Exercise details: Please count the lines in the listing below where the word "ylabel" appears. Give the number only.

..............................

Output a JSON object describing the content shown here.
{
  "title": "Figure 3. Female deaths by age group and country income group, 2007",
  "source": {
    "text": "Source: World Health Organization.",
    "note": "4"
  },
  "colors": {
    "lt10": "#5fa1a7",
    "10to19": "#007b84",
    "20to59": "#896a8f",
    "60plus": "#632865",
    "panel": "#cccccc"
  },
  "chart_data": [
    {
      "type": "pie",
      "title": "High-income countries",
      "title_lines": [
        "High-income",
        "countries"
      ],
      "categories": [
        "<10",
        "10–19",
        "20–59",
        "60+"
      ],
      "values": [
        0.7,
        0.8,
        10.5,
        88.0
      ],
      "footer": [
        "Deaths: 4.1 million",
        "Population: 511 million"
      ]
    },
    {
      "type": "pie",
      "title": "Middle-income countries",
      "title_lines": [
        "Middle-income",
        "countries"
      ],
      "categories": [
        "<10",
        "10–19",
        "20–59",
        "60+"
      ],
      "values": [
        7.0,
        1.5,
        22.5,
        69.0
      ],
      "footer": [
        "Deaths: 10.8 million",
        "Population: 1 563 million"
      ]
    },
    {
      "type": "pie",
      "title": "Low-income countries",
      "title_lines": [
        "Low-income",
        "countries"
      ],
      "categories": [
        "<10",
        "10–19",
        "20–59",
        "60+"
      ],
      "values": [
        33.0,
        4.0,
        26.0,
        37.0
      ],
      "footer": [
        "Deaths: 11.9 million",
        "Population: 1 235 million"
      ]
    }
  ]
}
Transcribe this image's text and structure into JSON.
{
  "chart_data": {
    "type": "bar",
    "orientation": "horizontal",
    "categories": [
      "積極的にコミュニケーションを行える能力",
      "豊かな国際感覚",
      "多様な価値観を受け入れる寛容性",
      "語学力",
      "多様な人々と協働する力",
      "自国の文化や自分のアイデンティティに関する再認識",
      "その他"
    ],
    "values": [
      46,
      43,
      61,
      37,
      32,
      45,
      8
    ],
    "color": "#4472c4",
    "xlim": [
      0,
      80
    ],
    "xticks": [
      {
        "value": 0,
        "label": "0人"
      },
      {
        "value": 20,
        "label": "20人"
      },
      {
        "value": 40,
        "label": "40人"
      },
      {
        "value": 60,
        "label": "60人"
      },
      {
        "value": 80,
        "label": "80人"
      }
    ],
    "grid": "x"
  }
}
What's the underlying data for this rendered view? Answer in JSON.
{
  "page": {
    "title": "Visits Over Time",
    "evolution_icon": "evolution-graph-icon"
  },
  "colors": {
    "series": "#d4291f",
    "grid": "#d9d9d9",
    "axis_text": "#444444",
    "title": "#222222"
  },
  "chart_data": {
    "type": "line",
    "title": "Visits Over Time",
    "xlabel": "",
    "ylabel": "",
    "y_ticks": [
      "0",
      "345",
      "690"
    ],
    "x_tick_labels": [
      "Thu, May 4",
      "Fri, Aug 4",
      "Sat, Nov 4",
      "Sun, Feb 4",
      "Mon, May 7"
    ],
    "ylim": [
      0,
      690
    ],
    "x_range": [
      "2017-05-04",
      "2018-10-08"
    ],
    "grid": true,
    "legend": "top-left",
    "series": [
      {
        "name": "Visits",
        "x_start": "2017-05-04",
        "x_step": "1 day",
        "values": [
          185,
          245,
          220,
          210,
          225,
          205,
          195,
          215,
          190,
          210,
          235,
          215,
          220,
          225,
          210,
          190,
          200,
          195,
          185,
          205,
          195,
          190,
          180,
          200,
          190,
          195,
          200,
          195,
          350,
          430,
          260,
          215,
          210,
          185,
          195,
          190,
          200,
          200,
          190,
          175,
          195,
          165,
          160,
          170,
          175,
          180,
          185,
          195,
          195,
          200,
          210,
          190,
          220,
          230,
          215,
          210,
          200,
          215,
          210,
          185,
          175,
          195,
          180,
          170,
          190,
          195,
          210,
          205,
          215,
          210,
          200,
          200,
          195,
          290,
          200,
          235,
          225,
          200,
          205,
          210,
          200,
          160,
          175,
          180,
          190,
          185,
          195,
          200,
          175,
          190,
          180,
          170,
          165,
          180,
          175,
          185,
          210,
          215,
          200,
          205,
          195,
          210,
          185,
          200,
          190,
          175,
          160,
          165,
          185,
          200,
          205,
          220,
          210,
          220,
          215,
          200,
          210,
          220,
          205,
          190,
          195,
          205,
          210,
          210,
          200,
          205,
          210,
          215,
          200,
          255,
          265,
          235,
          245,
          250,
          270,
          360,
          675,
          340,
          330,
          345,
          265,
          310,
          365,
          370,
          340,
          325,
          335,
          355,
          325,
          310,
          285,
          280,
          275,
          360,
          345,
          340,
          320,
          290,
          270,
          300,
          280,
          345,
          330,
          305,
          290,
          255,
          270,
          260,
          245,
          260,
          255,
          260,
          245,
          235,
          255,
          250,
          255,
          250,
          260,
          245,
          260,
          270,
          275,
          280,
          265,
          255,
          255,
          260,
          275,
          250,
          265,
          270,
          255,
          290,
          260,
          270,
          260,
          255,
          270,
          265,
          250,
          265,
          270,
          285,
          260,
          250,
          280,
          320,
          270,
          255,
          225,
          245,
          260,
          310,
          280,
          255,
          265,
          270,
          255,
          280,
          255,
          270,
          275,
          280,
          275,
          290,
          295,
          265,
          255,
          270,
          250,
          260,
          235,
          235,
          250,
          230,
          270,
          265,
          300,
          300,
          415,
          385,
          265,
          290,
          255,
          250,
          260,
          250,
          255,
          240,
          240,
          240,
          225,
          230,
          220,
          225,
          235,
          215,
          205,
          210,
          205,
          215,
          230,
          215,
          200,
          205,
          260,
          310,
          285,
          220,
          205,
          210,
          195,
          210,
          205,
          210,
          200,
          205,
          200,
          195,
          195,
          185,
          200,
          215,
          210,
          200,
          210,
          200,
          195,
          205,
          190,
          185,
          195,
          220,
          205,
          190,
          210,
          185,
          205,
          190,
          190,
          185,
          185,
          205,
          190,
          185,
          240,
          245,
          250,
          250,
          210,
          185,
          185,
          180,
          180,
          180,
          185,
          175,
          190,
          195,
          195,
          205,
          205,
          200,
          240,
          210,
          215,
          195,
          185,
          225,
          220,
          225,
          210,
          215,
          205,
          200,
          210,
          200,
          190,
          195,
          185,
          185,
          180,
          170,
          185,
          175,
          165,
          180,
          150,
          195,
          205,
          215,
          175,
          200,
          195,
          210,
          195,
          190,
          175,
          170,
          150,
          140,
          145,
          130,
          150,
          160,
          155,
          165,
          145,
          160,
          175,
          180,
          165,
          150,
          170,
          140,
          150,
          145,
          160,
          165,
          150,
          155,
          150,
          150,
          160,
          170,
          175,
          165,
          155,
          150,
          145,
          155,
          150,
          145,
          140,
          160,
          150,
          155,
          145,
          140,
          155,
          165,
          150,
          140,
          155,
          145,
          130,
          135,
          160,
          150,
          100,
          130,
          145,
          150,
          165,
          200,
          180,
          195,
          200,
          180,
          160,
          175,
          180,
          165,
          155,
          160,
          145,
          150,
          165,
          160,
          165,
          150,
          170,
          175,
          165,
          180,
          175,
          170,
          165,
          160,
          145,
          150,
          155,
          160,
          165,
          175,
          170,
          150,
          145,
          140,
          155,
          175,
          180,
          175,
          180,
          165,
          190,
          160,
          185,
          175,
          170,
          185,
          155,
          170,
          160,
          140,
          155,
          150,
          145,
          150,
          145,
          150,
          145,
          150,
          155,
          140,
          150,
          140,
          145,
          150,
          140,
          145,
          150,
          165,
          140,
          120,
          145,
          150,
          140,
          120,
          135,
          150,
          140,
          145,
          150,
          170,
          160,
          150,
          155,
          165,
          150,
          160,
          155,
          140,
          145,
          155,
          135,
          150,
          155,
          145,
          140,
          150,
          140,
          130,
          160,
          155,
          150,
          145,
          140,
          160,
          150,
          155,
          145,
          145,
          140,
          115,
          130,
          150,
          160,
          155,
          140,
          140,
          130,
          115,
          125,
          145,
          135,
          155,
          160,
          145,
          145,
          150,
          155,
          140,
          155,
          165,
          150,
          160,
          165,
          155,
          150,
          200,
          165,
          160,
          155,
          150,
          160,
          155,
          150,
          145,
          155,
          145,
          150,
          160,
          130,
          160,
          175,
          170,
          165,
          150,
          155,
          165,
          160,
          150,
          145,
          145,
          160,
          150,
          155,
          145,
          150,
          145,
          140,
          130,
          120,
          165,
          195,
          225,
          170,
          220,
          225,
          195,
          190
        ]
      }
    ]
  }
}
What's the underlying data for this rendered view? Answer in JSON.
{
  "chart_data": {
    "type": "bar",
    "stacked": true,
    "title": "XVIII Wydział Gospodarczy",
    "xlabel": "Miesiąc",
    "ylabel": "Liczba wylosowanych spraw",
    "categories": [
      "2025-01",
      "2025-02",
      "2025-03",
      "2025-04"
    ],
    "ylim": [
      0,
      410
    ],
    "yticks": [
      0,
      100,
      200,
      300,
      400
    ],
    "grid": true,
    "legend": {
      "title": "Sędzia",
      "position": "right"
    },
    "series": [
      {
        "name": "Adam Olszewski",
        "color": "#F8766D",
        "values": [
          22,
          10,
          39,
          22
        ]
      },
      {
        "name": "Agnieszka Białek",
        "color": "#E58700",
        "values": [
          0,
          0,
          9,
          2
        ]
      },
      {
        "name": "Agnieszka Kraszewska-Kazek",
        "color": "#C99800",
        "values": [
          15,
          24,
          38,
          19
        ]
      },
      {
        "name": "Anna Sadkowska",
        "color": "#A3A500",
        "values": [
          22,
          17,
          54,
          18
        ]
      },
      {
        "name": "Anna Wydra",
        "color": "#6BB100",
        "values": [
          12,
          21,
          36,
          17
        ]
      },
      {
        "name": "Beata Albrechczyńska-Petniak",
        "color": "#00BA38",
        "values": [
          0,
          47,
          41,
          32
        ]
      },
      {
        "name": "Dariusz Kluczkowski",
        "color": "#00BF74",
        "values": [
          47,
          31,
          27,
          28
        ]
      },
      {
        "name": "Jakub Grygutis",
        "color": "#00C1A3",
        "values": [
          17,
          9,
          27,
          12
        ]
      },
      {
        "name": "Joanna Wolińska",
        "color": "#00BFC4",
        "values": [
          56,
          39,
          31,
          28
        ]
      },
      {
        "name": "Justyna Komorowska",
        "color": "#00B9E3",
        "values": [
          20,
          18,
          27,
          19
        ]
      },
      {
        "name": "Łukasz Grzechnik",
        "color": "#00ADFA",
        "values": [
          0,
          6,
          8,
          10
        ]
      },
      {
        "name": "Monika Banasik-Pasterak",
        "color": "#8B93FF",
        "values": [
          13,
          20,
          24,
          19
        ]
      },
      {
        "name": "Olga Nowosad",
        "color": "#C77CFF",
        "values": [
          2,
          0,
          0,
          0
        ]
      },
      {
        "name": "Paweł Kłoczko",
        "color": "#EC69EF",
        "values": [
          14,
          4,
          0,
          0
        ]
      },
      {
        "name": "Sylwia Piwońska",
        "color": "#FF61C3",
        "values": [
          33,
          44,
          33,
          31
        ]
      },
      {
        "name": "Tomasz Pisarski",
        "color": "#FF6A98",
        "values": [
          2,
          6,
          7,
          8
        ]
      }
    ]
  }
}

..............................

Finished task: 2